WHAT THIS TASK INVOLVES: Leave out the pictures and copy everything else in the entries exactly.
Start of DATA LINES
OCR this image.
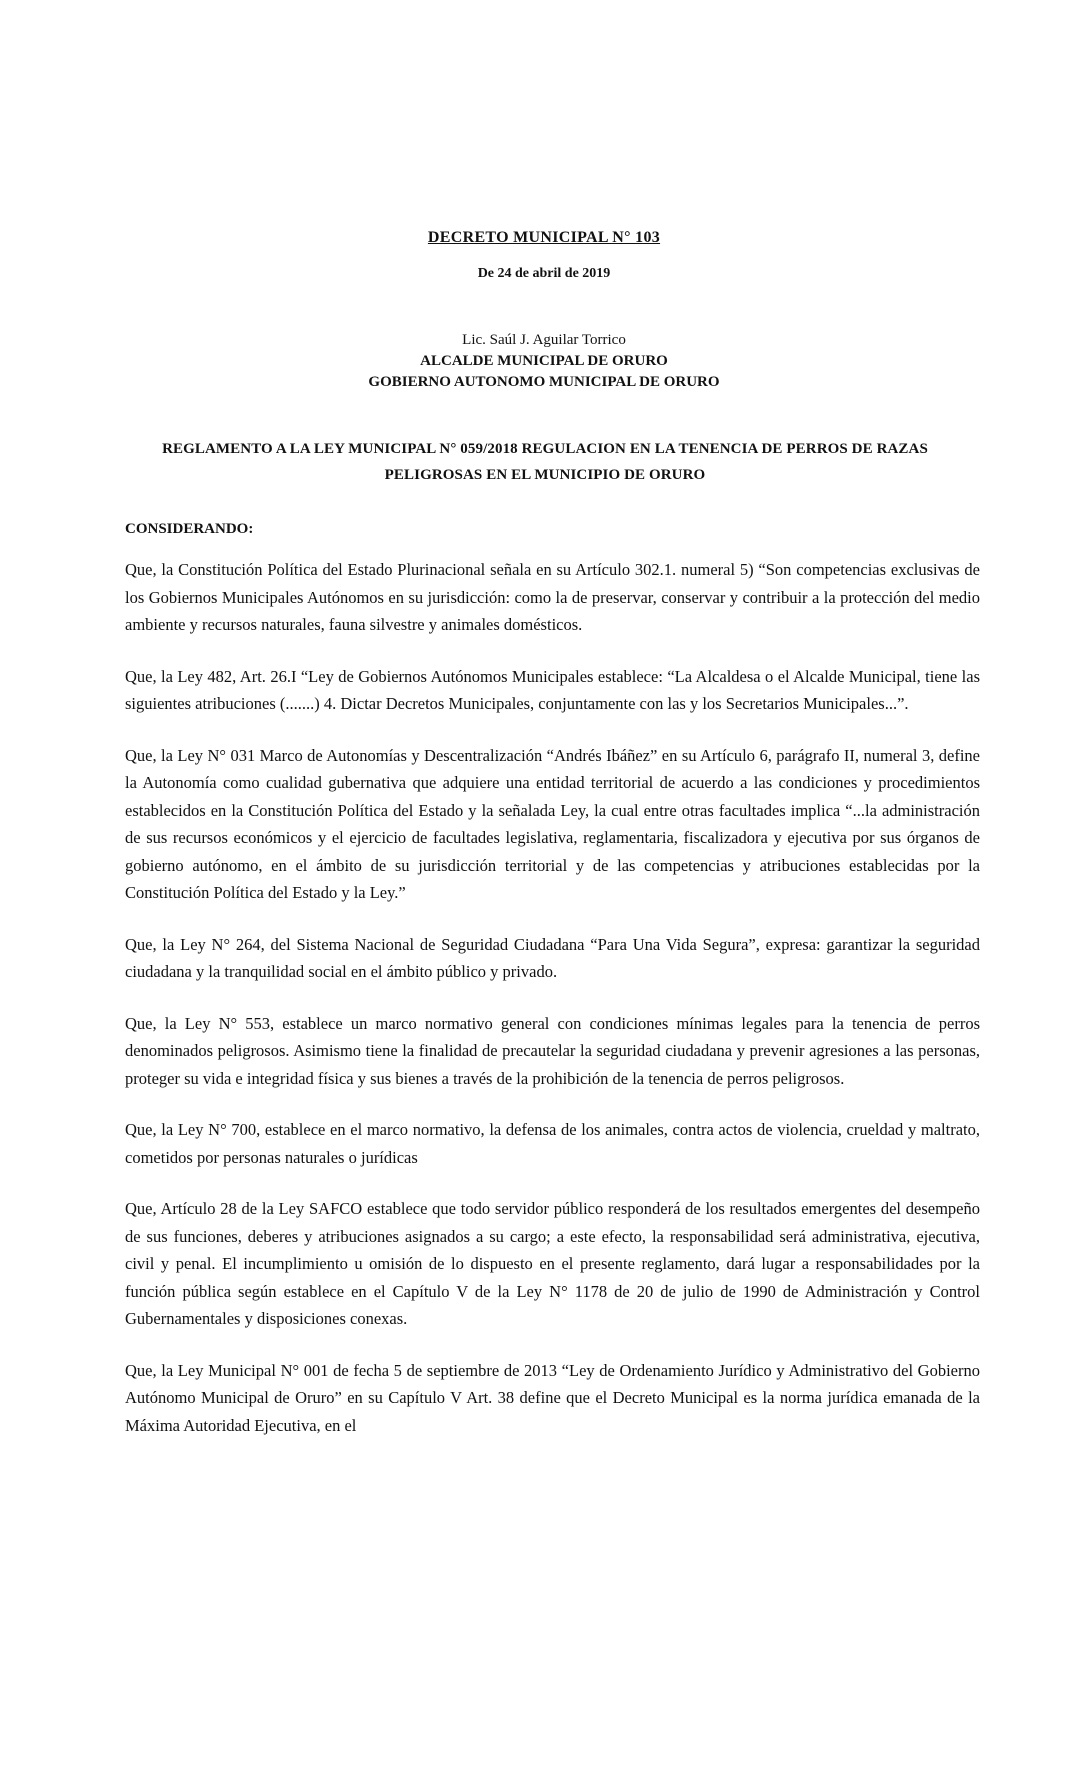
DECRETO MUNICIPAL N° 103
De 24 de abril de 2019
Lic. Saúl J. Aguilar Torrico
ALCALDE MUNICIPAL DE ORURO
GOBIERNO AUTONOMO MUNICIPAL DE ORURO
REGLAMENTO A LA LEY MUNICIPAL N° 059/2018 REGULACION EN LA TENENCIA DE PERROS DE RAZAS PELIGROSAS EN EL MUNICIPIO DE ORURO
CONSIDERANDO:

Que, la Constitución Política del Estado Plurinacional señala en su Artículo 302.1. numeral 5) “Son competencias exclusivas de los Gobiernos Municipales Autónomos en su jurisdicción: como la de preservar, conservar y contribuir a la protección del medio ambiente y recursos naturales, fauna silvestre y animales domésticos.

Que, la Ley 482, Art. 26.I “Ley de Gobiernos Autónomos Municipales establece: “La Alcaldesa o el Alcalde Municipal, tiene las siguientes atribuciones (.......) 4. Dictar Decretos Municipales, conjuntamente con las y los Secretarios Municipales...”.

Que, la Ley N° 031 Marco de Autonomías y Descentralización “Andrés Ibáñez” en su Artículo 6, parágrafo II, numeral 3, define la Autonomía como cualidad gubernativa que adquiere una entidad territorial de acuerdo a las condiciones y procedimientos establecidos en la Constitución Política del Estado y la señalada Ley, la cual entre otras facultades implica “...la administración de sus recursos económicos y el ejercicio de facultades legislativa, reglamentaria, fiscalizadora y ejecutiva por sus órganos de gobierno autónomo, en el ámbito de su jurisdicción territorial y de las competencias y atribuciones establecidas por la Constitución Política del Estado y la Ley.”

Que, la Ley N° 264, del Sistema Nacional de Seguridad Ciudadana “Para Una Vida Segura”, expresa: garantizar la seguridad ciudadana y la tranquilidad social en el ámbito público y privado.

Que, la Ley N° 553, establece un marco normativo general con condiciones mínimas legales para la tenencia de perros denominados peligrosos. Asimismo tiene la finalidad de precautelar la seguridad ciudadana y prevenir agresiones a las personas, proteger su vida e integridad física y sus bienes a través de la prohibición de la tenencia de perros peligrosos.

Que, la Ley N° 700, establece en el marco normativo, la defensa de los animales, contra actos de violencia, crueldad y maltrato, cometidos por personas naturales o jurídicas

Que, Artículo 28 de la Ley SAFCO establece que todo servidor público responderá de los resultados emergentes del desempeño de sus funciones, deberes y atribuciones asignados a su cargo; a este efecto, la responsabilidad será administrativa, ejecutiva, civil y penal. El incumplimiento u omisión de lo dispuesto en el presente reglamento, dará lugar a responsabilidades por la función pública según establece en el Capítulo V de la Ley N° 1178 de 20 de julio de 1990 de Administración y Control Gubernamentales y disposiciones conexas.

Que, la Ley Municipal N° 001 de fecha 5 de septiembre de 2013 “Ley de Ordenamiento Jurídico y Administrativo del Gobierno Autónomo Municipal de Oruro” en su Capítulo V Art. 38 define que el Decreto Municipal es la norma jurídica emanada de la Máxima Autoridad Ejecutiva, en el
End of DATA LINES
COMPLETE RESPONSE:
OCR this image.
DECRETO MUNICIPAL N° 103
De 24 de abril de 2019
Lic. Saúl J. Aguilar Torrico
ALCALDE MUNICIPAL DE ORURO
GOBIERNO AUTONOMO MUNICIPAL DE ORURO
REGLAMENTO A LA LEY MUNICIPAL N° 059/2018 REGULACION EN LA TENENCIA DE PERROS DE RAZAS PELIGROSAS EN EL MUNICIPIO DE ORURO
CONSIDERANDO:

Que, la Constitución Política del Estado Plurinacional señala en su Artículo 302.1. numeral 5) “Son competencias exclusivas de los Gobiernos Municipales Autónomos en su jurisdicción: como la de preservar, conservar y contribuir a la protección del medio ambiente y recursos naturales, fauna silvestre y animales domésticos.

Que, la Ley 482, Art. 26.I “Ley de Gobiernos Autónomos Municipales establece: “La Alcaldesa o el Alcalde Municipal, tiene las siguientes atribuciones (.......) 4. Dictar Decretos Municipales, conjuntamente con las y los Secretarios Municipales...”.

Que, la Ley N° 031 Marco de Autonomías y Descentralización “Andrés Ibáñez” en su Artículo 6, parágrafo II, numeral 3, define la Autonomía como cualidad gubernativa que adquiere una entidad territorial de acuerdo a las condiciones y procedimientos establecidos en la Constitución Política del Estado y la señalada Ley, la cual entre otras facultades implica “...la administración de sus recursos económicos y el ejercicio de facultades legislativa, reglamentaria, fiscalizadora y ejecutiva por sus órganos de gobierno autónomo, en el ámbito de su jurisdicción territorial y de las competencias y atribuciones establecidas por la Constitución Política del Estado y la Ley.”

Que, la Ley N° 264, del Sistema Nacional de Seguridad Ciudadana “Para Una Vida Segura”, expresa: garantizar la seguridad ciudadana y la tranquilidad social en el ámbito público y privado.

Que, la Ley N° 553, establece un marco normativo general con condiciones mínimas legales para la tenencia de perros denominados peligrosos. Asimismo tiene la finalidad de precautelar la seguridad ciudadana y prevenir agresiones a las personas, proteger su vida e integridad física y sus bienes a través de la prohibición de la tenencia de perros peligrosos.

Que, la Ley N° 700, establece en el marco normativo, la defensa de los animales, contra actos de violencia, crueldad y maltrato, cometidos por personas naturales o jurídicas

Que, Artículo 28 de la Ley SAFCO establece que todo servidor público responderá de los resultados emergentes del desempeño de sus funciones, deberes y atribuciones asignados a su cargo; a este efecto, la responsabilidad será administrativa, ejecutiva, civil y penal. El incumplimiento u omisión de lo dispuesto en el presente reglamento, dará lugar a responsabilidades por la función pública según establece en el Capítulo V de la Ley N° 1178 de 20 de julio de 1990 de Administración y Control Gubernamentales y disposiciones conexas.

Que, la Ley Municipal N° 001 de fecha 5 de septiembre de 2013 “Ley de Ordenamiento Jurídico y Administrativo del Gobierno Autónomo Municipal de Oruro” en su Capítulo V Art. 38 define que el Decreto Municipal es la norma jurídica emanada de la Máxima Autoridad Ejecutiva, en el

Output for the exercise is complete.